_GIVEN PROBLEM_
Search the data for the string "panel" and gather each line it is in.

==================================================

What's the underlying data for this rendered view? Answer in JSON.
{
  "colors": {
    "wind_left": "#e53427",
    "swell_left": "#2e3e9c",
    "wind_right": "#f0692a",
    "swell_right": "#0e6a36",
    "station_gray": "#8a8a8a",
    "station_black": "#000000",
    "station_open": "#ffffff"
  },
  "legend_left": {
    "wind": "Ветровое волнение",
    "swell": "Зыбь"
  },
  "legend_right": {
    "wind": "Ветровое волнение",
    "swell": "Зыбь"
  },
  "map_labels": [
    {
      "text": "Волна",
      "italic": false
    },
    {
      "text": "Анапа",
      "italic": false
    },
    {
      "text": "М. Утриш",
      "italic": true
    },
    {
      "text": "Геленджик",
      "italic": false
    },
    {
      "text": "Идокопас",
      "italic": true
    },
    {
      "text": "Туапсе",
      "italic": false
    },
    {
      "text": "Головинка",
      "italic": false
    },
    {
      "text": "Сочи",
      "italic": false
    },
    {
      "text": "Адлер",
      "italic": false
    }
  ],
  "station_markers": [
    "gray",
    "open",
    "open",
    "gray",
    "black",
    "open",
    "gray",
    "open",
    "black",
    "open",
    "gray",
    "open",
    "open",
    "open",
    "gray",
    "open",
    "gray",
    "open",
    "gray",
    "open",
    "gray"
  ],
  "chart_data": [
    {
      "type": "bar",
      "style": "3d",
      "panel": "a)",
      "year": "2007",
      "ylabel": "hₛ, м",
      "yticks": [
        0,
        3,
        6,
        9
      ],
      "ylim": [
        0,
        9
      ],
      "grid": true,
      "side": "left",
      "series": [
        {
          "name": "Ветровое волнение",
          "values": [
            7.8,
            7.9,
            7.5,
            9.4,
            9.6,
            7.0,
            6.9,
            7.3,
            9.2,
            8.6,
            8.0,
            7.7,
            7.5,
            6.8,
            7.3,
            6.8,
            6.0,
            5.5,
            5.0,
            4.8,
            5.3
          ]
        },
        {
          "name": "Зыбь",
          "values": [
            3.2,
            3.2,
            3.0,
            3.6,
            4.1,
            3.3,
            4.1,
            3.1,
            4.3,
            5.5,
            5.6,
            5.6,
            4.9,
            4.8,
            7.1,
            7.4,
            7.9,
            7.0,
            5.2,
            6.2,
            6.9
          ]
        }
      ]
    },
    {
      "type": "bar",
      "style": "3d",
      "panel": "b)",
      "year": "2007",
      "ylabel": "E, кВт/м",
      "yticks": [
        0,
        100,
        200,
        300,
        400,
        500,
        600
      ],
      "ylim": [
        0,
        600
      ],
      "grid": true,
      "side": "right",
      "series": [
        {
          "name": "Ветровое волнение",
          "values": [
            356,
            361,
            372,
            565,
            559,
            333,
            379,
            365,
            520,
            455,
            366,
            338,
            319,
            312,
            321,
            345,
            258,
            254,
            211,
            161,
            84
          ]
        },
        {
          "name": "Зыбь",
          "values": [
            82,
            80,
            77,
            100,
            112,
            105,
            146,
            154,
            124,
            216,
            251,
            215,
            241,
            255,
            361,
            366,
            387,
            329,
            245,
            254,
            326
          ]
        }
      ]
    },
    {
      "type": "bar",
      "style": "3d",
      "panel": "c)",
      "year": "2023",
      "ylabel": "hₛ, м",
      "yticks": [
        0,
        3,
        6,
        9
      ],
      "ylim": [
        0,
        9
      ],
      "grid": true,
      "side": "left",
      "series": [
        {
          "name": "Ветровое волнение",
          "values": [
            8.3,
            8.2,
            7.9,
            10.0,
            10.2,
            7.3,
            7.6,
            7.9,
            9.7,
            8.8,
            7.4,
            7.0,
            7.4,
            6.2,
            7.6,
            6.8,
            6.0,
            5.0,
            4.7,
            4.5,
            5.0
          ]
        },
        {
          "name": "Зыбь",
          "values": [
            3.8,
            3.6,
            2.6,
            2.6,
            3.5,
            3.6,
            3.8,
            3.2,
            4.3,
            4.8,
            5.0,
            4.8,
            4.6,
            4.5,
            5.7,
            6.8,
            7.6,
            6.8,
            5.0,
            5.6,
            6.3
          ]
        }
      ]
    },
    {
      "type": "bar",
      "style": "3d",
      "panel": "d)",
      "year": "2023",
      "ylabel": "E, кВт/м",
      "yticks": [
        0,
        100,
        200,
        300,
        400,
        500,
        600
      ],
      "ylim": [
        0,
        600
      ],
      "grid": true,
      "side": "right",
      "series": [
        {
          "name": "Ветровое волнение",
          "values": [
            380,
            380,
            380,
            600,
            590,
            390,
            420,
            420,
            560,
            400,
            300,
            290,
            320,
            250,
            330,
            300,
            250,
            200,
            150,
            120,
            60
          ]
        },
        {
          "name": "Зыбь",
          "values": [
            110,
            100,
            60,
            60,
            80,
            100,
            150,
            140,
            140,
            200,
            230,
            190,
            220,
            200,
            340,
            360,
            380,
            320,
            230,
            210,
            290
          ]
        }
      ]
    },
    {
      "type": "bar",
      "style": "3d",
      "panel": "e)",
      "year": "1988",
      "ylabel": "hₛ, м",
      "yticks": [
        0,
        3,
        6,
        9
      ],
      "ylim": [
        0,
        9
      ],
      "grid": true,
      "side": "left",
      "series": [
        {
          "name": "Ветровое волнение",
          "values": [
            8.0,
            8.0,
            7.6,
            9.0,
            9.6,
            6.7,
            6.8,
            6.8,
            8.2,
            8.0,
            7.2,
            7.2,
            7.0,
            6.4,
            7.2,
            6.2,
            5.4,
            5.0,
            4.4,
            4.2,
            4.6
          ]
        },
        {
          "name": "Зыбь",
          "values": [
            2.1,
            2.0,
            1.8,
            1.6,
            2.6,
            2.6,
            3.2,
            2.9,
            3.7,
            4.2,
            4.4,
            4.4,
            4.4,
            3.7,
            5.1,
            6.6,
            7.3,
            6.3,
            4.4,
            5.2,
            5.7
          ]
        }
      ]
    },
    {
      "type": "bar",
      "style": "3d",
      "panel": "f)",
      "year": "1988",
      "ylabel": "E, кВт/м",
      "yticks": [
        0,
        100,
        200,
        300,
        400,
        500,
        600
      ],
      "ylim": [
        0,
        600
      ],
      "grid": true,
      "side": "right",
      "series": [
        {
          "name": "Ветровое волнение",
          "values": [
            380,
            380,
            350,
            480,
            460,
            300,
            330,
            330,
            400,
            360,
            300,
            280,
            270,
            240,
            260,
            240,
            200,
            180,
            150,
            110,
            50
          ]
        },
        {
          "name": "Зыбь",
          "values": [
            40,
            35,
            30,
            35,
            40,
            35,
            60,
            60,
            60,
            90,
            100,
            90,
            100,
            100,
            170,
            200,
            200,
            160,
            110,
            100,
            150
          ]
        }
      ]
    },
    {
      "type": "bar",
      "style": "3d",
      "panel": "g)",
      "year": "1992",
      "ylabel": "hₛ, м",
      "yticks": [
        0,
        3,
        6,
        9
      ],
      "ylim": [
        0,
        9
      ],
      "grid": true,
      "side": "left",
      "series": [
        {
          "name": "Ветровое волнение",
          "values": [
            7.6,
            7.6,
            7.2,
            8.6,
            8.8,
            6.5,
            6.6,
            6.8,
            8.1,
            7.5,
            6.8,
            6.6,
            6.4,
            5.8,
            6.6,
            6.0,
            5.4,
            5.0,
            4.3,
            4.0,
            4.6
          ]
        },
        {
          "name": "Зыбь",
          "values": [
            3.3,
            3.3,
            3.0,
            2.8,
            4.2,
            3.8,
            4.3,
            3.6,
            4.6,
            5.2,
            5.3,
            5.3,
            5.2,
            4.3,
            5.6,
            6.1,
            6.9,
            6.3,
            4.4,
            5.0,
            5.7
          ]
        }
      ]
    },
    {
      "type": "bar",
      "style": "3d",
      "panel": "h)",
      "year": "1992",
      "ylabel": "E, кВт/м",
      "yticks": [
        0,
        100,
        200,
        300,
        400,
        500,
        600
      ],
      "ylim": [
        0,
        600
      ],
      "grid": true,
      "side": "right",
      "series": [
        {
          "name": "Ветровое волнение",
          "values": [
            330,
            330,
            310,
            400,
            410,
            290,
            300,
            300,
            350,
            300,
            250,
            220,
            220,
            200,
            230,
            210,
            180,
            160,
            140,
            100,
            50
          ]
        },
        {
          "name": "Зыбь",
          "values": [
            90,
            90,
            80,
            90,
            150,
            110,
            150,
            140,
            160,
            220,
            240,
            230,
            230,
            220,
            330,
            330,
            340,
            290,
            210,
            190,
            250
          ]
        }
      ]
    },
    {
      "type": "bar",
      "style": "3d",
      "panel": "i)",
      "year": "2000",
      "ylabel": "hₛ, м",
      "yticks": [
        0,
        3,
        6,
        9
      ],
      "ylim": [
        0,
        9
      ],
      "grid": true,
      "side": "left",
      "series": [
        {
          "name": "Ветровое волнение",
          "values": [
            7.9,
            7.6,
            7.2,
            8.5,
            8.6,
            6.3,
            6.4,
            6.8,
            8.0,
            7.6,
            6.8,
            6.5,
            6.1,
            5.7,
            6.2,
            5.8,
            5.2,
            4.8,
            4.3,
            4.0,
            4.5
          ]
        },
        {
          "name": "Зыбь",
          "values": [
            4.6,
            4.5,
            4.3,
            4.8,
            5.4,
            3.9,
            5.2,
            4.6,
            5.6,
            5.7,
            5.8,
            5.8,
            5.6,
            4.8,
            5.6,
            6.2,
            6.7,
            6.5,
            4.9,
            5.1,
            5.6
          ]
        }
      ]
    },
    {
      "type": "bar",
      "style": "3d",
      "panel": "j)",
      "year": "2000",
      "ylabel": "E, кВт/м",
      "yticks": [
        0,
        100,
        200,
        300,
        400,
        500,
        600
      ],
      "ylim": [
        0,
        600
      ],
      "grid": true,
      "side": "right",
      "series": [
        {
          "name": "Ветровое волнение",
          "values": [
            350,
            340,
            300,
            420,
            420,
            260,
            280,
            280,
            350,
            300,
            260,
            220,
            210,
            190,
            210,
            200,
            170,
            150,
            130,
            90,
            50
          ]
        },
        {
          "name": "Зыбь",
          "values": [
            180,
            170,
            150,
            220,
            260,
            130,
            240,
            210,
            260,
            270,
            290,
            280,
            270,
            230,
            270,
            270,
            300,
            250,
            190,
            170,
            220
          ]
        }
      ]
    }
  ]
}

==================================================

_WRITTEN ANSWER_
      "panel": "a)",
      "panel": "b)",
      "panel": "c)",
      "panel": "d)",
      "panel": "e)",
      "panel": "f)",
      "panel": "g)",
      "panel": "h)",
      "panel": "i)",
      "panel": "j)",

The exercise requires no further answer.